--- Material ---
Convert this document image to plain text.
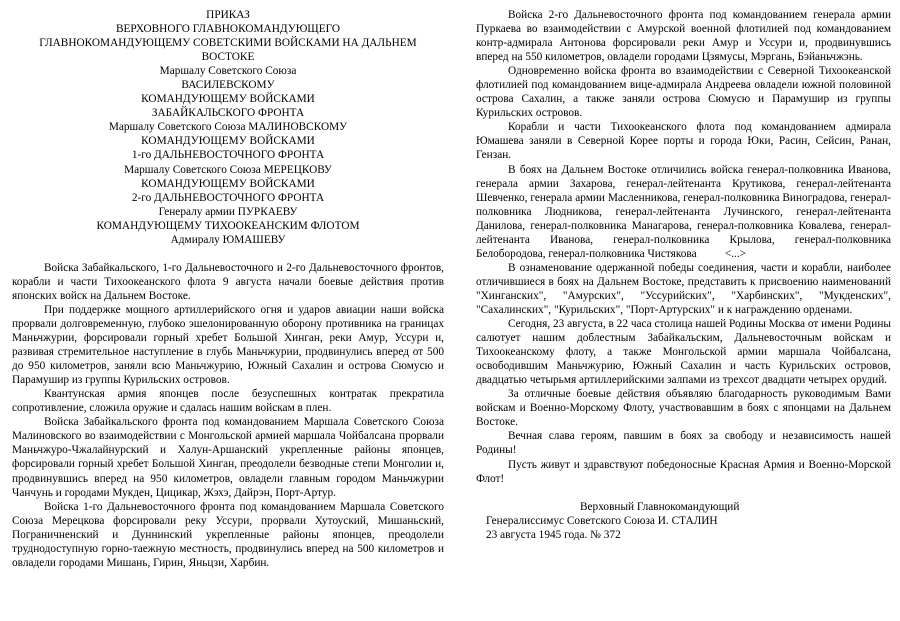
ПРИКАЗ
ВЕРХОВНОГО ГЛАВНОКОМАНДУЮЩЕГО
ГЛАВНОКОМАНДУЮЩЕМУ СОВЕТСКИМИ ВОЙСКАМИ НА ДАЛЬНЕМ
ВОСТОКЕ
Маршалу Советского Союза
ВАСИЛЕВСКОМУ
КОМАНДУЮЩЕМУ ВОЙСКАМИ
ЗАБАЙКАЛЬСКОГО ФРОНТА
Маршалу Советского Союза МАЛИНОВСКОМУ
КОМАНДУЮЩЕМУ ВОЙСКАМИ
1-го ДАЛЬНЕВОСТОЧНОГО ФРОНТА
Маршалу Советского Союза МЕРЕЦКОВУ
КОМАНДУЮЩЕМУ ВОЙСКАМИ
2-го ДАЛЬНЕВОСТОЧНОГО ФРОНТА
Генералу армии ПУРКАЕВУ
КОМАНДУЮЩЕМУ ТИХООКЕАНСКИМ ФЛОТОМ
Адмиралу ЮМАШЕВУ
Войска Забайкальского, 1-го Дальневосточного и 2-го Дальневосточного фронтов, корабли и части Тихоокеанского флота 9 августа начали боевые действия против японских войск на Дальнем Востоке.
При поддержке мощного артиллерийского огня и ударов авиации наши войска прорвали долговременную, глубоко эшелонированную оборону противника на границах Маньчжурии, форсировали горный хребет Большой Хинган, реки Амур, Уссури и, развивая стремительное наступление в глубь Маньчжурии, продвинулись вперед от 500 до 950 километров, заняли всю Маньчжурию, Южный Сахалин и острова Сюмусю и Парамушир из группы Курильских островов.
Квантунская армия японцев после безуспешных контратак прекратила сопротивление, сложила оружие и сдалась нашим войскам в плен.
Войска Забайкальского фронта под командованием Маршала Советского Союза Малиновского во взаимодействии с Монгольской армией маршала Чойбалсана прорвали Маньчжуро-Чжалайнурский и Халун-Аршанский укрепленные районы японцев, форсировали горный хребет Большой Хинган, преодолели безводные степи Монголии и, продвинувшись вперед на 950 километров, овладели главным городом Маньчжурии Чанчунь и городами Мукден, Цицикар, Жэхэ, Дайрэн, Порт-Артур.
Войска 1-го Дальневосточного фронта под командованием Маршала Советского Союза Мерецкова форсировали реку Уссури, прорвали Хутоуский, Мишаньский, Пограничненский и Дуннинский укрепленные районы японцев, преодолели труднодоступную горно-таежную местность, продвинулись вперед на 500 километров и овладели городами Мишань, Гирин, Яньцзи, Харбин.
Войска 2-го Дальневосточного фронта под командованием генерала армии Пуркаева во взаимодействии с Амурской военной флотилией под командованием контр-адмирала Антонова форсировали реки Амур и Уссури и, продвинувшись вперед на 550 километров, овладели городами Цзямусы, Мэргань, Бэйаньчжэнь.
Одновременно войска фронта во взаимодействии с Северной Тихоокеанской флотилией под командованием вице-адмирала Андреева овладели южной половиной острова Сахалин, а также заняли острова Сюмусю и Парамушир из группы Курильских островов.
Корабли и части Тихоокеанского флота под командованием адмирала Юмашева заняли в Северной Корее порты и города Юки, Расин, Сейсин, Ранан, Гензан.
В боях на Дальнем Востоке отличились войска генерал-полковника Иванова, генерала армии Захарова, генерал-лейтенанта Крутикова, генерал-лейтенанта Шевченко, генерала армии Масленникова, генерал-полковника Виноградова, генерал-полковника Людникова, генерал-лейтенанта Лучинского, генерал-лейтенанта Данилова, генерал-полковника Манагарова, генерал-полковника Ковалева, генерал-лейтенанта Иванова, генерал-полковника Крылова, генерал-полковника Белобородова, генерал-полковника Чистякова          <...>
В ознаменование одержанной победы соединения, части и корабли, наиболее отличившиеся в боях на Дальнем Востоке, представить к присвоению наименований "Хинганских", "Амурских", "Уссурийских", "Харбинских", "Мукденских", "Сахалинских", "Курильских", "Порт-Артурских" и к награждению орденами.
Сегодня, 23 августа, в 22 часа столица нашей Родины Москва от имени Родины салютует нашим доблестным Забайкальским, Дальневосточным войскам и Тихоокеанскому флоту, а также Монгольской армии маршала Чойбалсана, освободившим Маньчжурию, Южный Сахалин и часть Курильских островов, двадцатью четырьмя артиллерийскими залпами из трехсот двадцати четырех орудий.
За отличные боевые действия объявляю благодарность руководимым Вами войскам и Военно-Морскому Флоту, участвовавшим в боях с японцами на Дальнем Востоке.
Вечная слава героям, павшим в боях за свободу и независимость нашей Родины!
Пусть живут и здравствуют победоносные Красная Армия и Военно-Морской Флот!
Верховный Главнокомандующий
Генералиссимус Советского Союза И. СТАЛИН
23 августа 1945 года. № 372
---
Required work: Show all lines in the entries above where the string "преодолели" appears.

Response for this exercise:
Войска Забайкальского фронта под командованием Маршала Советского Союза Малиновского во взаимодействии с Монгольской армией маршала Чойбалсана прорвали Маньчжуро-Чжалайнурский и Халун-Аршанский укрепленные районы японцев, форсировали горный хребет Большой Хинган, преодолели безводные степи Монголии и, продвинувшись вперед на 950 километров, овладели главным городом Маньчжурии Чанчунь и городами Мукден, Цицикар, Жэхэ, Дайрэн, Порт-Артур.
Войска 1-го Дальневосточного фронта под командованием Маршала Советского Союза Мерецкова форсировали реку Уссури, прорвали Хутоуский, Мишаньский, Пограничненский и Дуннинский укрепленные районы японцев, преодолели труднодоступную горно-таежную местность, продвинулись вперед на 500 километров и овладели городами Мишань, Гирин, Яньцзи, Харбин.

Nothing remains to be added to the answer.